GIVEN REQUEST:
Write out every line below that includes the word "name".

RECORDS TO USE:
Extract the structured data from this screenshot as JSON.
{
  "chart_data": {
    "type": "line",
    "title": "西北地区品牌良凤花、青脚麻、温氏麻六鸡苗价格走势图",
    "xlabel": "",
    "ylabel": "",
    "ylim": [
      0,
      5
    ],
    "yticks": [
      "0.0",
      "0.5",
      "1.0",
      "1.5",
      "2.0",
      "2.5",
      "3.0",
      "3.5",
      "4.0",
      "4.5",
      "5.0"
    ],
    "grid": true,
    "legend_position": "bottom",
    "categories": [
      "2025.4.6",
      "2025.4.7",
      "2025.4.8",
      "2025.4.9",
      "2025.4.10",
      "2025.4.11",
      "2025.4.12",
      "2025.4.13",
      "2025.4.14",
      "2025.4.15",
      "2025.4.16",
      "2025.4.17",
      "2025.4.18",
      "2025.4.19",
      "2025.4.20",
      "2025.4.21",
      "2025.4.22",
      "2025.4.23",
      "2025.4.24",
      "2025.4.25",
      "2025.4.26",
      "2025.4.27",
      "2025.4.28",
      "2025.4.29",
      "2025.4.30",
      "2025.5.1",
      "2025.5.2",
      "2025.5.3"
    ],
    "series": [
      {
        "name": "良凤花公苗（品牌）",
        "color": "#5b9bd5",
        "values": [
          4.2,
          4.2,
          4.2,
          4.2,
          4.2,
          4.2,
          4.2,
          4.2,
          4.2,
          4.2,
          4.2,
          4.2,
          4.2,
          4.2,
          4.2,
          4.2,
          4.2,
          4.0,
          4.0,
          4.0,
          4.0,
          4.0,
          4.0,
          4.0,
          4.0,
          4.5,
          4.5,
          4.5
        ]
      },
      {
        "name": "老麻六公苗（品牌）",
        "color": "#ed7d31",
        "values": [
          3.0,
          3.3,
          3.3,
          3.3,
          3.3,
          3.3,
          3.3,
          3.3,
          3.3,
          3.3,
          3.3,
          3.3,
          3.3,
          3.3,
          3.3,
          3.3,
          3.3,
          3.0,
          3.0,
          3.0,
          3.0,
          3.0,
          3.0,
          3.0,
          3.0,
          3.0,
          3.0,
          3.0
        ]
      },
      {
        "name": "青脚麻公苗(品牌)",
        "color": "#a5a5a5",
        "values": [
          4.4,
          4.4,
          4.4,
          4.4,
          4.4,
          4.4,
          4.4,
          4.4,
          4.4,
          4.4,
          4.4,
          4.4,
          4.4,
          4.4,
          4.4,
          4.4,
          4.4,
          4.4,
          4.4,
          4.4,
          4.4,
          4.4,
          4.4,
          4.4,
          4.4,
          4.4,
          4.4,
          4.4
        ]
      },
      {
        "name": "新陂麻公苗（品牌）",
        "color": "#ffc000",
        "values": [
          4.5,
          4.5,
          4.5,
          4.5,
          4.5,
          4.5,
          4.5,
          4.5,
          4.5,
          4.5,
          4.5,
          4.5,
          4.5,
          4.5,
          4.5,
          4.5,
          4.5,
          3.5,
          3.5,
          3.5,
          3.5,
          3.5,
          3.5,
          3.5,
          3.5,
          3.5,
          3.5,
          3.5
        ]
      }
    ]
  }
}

TASK ANSWER:
        "name": "良凤花公苗（品牌）",
        "name": "老麻六公苗（品牌）",
        "name": "青脚麻公苗(品牌)",
        "name": "新陂麻公苗（品牌）",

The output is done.